Task statement
Reproduce every line of the material below verbatim, in its original order.
** Start of Excerpted records **
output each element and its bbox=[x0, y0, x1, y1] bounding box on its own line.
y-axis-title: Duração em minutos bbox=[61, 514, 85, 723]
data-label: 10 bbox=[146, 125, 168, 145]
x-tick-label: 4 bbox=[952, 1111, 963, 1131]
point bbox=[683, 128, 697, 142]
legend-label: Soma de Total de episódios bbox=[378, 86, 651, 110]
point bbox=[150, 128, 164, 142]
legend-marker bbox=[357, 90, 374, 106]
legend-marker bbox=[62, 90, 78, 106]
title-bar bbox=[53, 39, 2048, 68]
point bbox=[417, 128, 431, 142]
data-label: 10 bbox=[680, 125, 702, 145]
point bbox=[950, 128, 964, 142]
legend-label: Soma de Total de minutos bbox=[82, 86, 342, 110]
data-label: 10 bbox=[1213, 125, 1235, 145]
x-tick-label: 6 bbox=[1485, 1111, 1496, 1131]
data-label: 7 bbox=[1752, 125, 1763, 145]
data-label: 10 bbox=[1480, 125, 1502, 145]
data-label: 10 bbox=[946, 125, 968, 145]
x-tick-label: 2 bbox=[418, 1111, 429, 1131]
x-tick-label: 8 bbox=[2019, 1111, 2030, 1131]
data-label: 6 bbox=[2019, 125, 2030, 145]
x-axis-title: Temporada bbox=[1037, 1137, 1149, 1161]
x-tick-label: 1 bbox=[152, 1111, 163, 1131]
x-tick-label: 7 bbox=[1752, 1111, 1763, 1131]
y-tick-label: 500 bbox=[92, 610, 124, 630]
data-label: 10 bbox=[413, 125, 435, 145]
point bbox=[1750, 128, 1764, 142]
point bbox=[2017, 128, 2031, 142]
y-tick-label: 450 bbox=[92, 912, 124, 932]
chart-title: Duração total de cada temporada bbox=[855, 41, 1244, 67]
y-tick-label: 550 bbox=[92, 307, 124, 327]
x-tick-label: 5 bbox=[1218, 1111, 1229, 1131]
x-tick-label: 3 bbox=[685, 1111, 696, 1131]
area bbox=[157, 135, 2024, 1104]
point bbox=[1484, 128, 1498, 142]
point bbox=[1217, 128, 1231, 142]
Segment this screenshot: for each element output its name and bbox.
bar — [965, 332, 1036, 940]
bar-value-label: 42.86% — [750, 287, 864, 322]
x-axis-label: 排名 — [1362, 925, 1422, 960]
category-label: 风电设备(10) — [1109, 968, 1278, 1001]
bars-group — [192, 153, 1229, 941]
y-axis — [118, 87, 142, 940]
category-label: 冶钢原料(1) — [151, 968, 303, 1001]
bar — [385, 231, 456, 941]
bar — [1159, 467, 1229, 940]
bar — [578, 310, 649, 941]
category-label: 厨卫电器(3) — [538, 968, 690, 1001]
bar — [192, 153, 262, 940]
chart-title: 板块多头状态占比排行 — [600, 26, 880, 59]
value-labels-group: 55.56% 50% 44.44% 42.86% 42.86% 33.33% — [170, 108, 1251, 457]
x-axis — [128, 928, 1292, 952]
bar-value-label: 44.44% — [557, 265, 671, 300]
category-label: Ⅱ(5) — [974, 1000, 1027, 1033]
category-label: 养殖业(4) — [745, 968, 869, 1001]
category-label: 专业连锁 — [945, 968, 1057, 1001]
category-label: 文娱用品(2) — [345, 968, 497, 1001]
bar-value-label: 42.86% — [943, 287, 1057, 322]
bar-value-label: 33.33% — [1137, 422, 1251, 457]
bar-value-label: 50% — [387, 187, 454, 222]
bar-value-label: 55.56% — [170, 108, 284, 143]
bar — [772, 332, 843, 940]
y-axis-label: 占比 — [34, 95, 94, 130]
** End of Excerpted records **
Finished task
output each element and its bbox=[x0, y0, x1, y1] bounding box on its own line.
y-axis-title: Duração em minutos bbox=[61, 514, 85, 723]
data-label: 10 bbox=[146, 125, 168, 145]
x-tick-label: 4 bbox=[952, 1111, 963, 1131]
point bbox=[683, 128, 697, 142]
legend-label: Soma de Total de episódios bbox=[378, 86, 651, 110]
point bbox=[150, 128, 164, 142]
legend-marker bbox=[357, 90, 374, 106]
legend-marker bbox=[62, 90, 78, 106]
title-bar bbox=[53, 39, 2048, 68]
point bbox=[417, 128, 431, 142]
data-label: 10 bbox=[680, 125, 702, 145]
point bbox=[950, 128, 964, 142]
legend-label: Soma de Total de minutos bbox=[82, 86, 342, 110]
data-label: 10 bbox=[1213, 125, 1235, 145]
x-tick-label: 6 bbox=[1485, 1111, 1496, 1131]
data-label: 7 bbox=[1752, 125, 1763, 145]
data-label: 10 bbox=[1480, 125, 1502, 145]
data-label: 10 bbox=[946, 125, 968, 145]
x-tick-label: 2 bbox=[418, 1111, 429, 1131]
x-tick-label: 8 bbox=[2019, 1111, 2030, 1131]
data-label: 6 bbox=[2019, 125, 2030, 145]
x-axis-title: Temporada bbox=[1037, 1137, 1149, 1161]
x-tick-label: 1 bbox=[152, 1111, 163, 1131]
x-tick-label: 7 bbox=[1752, 1111, 1763, 1131]
y-tick-label: 500 bbox=[92, 610, 124, 630]
data-label: 10 bbox=[413, 125, 435, 145]
point bbox=[1750, 128, 1764, 142]
point bbox=[2017, 128, 2031, 142]
y-tick-label: 450 bbox=[92, 912, 124, 932]
chart-title: Duração total de cada temporada bbox=[855, 41, 1244, 67]
y-tick-label: 550 bbox=[92, 307, 124, 327]
x-tick-label: 5 bbox=[1218, 1111, 1229, 1131]
x-tick-label: 3 bbox=[685, 1111, 696, 1131]
area bbox=[157, 135, 2024, 1104]
point bbox=[1484, 128, 1498, 142]
point bbox=[1217, 128, 1231, 142]
Segment this screenshot: for each element output its name and bbox.
bar — [965, 332, 1036, 940]
bar-value-label: 42.86% — [750, 287, 864, 322]
x-axis-label: 排名 — [1362, 925, 1422, 960]
category-label: 风电设备(10) — [1109, 968, 1278, 1001]
bars-group — [192, 153, 1229, 941]
y-axis — [118, 87, 142, 940]
category-label: 冶钢原料(1) — [151, 968, 303, 1001]
bar — [385, 231, 456, 941]
bar — [1159, 467, 1229, 940]
bar — [578, 310, 649, 941]
category-label: 厨卫电器(3) — [538, 968, 690, 1001]
bar — [192, 153, 262, 940]
chart-title: 板块多头状态占比排行 — [600, 26, 880, 59]
value-labels-group: 55.56% 50% 44.44% 42.86% 42.86% 33.33% — [170, 108, 1251, 457]
x-axis — [128, 928, 1292, 952]
bar-value-label: 44.44% — [557, 265, 671, 300]
category-label: Ⅱ(5) — [974, 1000, 1027, 1033]
category-label: 养殖业(4) — [745, 968, 869, 1001]
category-label: 专业连锁 — [945, 968, 1057, 1001]
category-label: 文娱用品(2) — [345, 968, 497, 1001]
bar-value-label: 42.86% — [943, 287, 1057, 322]
bar-value-label: 33.33% — [1137, 422, 1251, 457]
bar-value-label: 50% — [387, 187, 454, 222]
bar-value-label: 55.56% — [170, 108, 284, 143]
bar — [772, 332, 843, 940]
y-axis-label: 占比 — [34, 95, 94, 130]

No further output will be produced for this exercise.